** BEGIN **

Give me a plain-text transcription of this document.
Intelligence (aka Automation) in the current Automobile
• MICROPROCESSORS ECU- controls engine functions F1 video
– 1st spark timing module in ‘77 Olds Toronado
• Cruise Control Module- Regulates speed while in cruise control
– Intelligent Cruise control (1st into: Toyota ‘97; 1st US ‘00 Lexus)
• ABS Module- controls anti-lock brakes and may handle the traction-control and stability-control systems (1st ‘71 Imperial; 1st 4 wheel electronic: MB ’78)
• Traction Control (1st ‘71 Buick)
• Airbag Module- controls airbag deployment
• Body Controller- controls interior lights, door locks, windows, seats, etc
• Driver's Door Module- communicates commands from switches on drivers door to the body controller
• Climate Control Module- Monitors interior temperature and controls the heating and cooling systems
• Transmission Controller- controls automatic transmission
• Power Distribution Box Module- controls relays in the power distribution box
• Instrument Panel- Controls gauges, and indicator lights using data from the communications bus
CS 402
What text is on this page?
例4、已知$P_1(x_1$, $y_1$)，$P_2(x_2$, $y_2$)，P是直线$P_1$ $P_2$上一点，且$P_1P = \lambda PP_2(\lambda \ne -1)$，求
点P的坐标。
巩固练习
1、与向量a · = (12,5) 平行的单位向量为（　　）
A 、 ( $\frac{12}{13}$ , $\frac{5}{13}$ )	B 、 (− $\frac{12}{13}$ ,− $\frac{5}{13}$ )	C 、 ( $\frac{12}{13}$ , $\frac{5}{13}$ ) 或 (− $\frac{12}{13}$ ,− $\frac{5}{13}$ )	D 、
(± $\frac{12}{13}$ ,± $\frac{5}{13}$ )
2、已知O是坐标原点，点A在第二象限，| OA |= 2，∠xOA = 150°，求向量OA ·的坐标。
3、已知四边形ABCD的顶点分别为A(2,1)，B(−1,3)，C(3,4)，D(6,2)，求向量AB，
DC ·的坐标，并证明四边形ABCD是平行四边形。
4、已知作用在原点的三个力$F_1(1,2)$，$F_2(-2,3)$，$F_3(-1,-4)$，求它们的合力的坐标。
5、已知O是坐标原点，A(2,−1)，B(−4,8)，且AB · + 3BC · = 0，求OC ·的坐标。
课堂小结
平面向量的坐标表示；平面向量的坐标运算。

** END **

• **Stated problem**:
Filter the data for the string "from" and copy every line that has it.

• **Exercise solution**:
• Driver's Door Module- communicates commands from switches on drivers door to the body controller
• Instrument Panel- Controls gauges, and indicator lights using data from the communications bus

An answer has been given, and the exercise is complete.